Instructions for the task: For each line below that includes the word "strange", make a copy.

Input records:

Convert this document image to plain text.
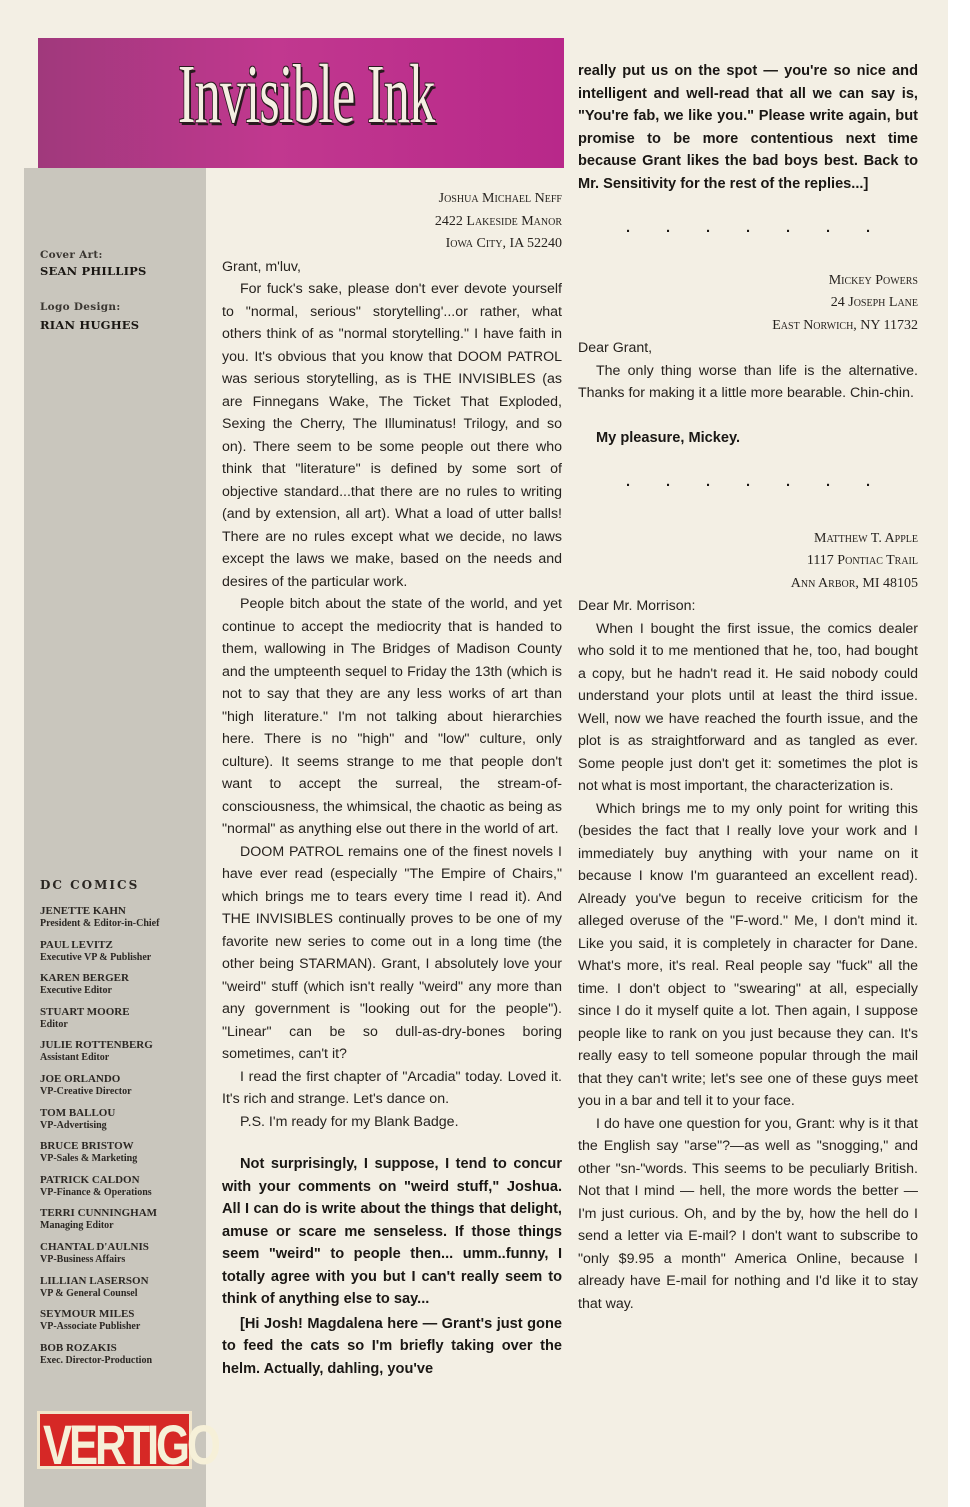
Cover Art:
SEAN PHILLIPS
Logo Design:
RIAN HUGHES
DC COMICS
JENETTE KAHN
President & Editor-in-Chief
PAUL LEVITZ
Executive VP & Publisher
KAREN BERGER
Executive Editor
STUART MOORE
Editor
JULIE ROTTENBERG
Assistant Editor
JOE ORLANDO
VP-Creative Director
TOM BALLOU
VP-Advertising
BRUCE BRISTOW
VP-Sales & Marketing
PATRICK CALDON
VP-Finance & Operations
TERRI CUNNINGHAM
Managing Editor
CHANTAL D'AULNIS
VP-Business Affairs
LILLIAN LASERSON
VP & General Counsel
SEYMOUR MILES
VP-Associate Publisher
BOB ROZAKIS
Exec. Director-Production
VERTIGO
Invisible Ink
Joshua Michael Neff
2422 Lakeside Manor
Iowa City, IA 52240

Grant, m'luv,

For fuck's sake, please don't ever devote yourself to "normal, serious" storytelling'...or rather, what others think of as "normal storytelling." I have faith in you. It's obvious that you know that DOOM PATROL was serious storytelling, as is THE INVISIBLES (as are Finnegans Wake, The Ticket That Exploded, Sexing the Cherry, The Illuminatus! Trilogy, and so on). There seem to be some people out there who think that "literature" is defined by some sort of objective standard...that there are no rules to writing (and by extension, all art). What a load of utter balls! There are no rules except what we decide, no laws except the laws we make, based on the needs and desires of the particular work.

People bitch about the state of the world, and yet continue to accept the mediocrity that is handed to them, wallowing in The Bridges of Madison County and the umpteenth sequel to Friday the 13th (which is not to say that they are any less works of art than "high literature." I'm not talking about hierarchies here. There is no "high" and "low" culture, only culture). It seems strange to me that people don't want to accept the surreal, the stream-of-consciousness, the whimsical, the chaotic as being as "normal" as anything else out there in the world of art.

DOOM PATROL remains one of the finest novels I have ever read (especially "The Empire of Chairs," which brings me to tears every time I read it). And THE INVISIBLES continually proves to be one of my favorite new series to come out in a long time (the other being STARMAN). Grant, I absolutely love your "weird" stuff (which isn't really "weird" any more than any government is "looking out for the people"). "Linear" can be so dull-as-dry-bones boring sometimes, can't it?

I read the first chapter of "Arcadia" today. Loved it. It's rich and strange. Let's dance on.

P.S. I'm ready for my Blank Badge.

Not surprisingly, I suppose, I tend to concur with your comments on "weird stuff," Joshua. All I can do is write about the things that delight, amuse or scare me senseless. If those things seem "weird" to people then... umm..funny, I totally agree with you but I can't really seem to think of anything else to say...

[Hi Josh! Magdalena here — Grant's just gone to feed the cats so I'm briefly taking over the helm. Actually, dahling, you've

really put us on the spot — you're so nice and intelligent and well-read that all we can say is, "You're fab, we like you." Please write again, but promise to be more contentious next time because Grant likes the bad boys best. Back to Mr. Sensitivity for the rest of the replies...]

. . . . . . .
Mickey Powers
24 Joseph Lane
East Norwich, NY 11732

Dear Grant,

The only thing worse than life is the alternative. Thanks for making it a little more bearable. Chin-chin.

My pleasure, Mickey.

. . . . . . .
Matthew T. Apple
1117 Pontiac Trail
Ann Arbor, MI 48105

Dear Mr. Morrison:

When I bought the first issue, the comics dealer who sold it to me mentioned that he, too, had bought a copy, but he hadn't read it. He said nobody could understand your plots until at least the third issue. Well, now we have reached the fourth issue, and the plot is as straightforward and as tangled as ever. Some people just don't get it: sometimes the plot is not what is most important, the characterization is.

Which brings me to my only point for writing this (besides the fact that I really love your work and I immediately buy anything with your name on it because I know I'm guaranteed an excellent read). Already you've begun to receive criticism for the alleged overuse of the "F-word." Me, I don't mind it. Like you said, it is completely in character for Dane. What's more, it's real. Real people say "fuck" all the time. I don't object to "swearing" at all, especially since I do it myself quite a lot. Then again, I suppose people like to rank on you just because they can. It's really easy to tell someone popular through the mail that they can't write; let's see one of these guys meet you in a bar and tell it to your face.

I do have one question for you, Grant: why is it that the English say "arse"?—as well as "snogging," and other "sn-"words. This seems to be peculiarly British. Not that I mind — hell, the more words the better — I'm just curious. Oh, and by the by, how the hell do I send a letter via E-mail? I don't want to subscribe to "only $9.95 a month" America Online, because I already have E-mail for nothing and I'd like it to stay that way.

Right answer:
People bitch about the state of the world, and yet continue to accept the mediocrity that is handed to them, wallowing in The Bridges of Madison County and the umpteenth sequel to Friday the 13th (which is not to say that they are any less works of art than "high literature." I'm not talking about hierarchies here. There is no "high" and "low" culture, only culture). It seems strange to me that people don't want to accept the surreal, the stream-of-consciousness, the whimsical, the chaotic as being as "normal" as anything else out there in the world of art.
I read the first chapter of "Arcadia" today. Loved it. It's rich and strange. Let's dance on.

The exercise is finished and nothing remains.